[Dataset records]
** BEGIN **

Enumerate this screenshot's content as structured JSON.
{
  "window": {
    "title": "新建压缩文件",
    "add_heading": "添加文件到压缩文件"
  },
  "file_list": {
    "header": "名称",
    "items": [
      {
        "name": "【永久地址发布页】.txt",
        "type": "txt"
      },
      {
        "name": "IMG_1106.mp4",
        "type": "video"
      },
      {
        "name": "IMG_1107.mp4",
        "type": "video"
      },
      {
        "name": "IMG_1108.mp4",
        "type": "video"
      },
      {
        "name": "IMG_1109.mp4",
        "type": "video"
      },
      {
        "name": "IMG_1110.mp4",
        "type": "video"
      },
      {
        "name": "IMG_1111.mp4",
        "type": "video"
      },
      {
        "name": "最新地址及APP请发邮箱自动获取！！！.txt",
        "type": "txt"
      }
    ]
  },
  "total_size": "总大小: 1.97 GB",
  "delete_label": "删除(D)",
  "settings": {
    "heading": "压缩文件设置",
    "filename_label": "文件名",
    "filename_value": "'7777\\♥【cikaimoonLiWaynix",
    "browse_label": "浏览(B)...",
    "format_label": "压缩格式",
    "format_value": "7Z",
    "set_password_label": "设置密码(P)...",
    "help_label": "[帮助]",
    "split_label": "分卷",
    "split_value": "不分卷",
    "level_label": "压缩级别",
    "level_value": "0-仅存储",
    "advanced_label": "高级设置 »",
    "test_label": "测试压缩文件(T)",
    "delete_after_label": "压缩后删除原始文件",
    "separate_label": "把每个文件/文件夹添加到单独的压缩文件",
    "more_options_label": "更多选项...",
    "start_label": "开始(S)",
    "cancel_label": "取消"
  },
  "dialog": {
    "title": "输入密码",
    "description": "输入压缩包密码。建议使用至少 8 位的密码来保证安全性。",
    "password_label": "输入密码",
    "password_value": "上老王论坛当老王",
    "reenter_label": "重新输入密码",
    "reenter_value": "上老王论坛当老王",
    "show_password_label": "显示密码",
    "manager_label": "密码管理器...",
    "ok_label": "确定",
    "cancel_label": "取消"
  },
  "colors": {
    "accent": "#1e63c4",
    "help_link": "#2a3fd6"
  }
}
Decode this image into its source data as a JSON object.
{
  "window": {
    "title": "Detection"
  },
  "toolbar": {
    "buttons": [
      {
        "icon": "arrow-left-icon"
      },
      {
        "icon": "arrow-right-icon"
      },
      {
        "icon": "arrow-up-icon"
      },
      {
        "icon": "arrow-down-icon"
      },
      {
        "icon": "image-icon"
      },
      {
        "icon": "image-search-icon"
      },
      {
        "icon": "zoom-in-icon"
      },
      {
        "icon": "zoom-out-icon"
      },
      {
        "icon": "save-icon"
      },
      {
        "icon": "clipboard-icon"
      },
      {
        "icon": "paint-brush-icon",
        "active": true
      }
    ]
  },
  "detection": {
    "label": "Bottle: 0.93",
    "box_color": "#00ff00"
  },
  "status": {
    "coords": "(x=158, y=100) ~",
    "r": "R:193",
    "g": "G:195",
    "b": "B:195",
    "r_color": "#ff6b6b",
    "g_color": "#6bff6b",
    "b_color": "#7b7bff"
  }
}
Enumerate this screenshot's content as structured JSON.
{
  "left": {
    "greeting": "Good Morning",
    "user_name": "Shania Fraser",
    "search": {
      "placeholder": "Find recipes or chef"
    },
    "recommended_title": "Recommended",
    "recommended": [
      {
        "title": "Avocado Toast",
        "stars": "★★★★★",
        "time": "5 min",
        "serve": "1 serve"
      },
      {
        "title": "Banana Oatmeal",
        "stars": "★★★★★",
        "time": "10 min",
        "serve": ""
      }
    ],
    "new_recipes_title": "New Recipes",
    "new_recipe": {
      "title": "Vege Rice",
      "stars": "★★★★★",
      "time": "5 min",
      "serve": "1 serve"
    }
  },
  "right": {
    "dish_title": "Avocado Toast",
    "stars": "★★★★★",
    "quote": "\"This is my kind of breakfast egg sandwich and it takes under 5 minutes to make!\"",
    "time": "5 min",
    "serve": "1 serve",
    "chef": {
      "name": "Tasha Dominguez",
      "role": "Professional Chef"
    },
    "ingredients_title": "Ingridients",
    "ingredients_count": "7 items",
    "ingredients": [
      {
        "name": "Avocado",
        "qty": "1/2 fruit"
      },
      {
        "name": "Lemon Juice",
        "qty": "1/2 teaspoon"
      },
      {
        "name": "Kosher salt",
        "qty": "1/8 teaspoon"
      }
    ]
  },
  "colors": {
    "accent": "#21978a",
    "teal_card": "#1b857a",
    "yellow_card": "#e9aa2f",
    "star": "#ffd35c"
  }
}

** END **

** TASK OBJECTIVE **
From the records above, pull out every line containing the word "icon".

** FINISHED ANSWER **
        "icon": "arrow-left-icon"
        "icon": "arrow-right-icon"
        "icon": "arrow-up-icon"
        "icon": "arrow-down-icon"
        "icon": "image-icon"
        "icon": "image-search-icon"
        "icon": "zoom-in-icon"
        "icon": "zoom-out-icon"
        "icon": "save-icon"
        "icon": "clipboard-icon"
        "icon": "paint-brush-icon",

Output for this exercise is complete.